Stored data:
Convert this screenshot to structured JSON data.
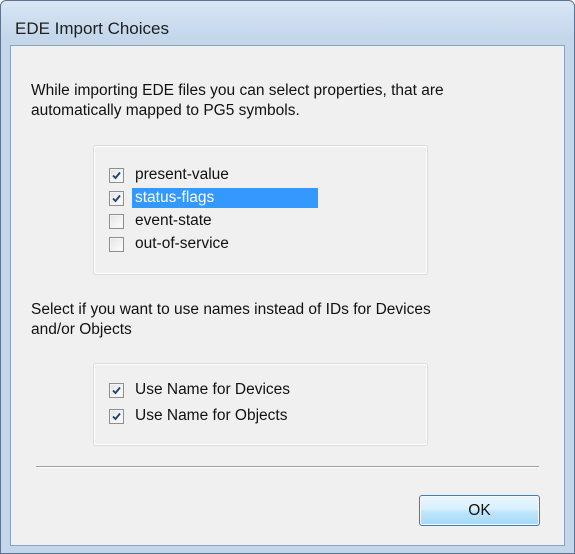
{
  "window": {
    "title": "EDE Import Choices"
  },
  "dialog": {
    "intro_line1": "While importing EDE files you can select properties, that are",
    "intro_line2": "automatically mapped to PG5 symbols.",
    "properties": [
      {
        "label": "present-value",
        "checked": true
      },
      {
        "label": "status-flags",
        "checked": true,
        "selected": true
      },
      {
        "label": "event-state",
        "checked": false
      },
      {
        "label": "out-of-service",
        "checked": false
      }
    ],
    "names_line1": "Select if you want to use names instead of IDs for Devices",
    "names_line2": "and/or Objects",
    "name_options": [
      {
        "label": "Use Name for Devices",
        "checked": true
      },
      {
        "label": "Use Name for Objects",
        "checked": true
      }
    ],
    "ok_label": "OK"
  },
  "colors": {
    "selection": "#3399ff",
    "frame": "#c3d6ea",
    "client": "#f0f0f0"
  }
}
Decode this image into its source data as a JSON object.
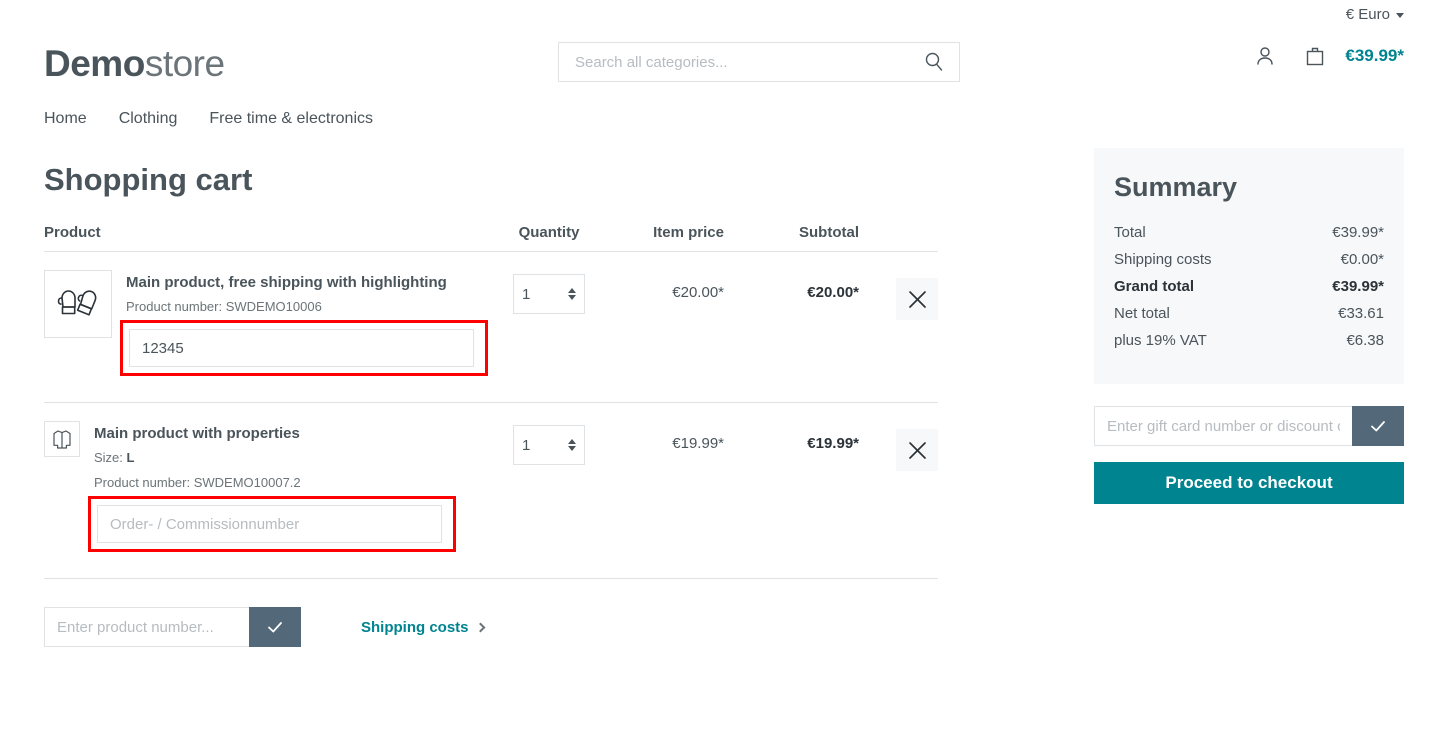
{
  "topbar": {
    "currency_label": "€ Euro"
  },
  "header": {
    "logo_bold": "Demo",
    "logo_light": "store",
    "search_placeholder": "Search all categories...",
    "search_value": "",
    "cart_total": "€39.99*"
  },
  "nav": {
    "items": [
      {
        "label": "Home"
      },
      {
        "label": "Clothing"
      },
      {
        "label": "Free time & electronics"
      }
    ]
  },
  "cart": {
    "title": "Shopping cart",
    "columns": {
      "product": "Product",
      "quantity": "Quantity",
      "item_price": "Item price",
      "subtotal": "Subtotal"
    },
    "rows": [
      {
        "name": "Main product, free shipping with highlighting",
        "product_number_label": "Product number: SWDEMO10006",
        "property_label": "",
        "property_value": "",
        "quantity": "1",
        "item_price": "€20.00*",
        "subtotal": "€20.00*",
        "commission_value": "12345",
        "commission_placeholder": "Order- / Commissionnumber",
        "icon": "mittens-icon",
        "highlighted": true
      },
      {
        "name": "Main product with properties",
        "product_number_label": "Product number: SWDEMO10007.2",
        "property_label": "Size:",
        "property_value": "L",
        "quantity": "1",
        "item_price": "€19.99*",
        "subtotal": "€19.99*",
        "commission_value": "",
        "commission_placeholder": "Order- / Commissionnumber",
        "icon": "jacket-icon",
        "highlighted": true
      }
    ],
    "product_number_placeholder": "Enter product number...",
    "product_number_value": "",
    "shipping_costs_link": "Shipping costs"
  },
  "summary": {
    "title": "Summary",
    "rows": [
      {
        "label": "Total",
        "value": "€39.99*",
        "strong": false
      },
      {
        "label": "Shipping costs",
        "value": "€0.00*",
        "strong": false
      },
      {
        "label": "Grand total",
        "value": "€39.99*",
        "strong": true
      },
      {
        "label": "Net total",
        "value": "€33.61",
        "strong": false
      },
      {
        "label": "plus 19% VAT",
        "value": "€6.38",
        "strong": false
      }
    ],
    "gift_placeholder": "Enter gift card number or discount code...",
    "gift_value": "",
    "checkout_label": "Proceed to checkout"
  },
  "colors": {
    "accent_teal": "#008490",
    "slate_button": "#53697a",
    "highlight_red": "#ff0000",
    "text": "#4a545b",
    "panel_bg": "#f7f8f9"
  }
}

◆ WHAT YOU HAVE TO DO
Look for the word "this" in every line of the listing and copy the lines that have it.

◆ SOLVED EXERCISE
Convert this screenshot to structured JSON data.
Decode this image into its source data as a JSON object.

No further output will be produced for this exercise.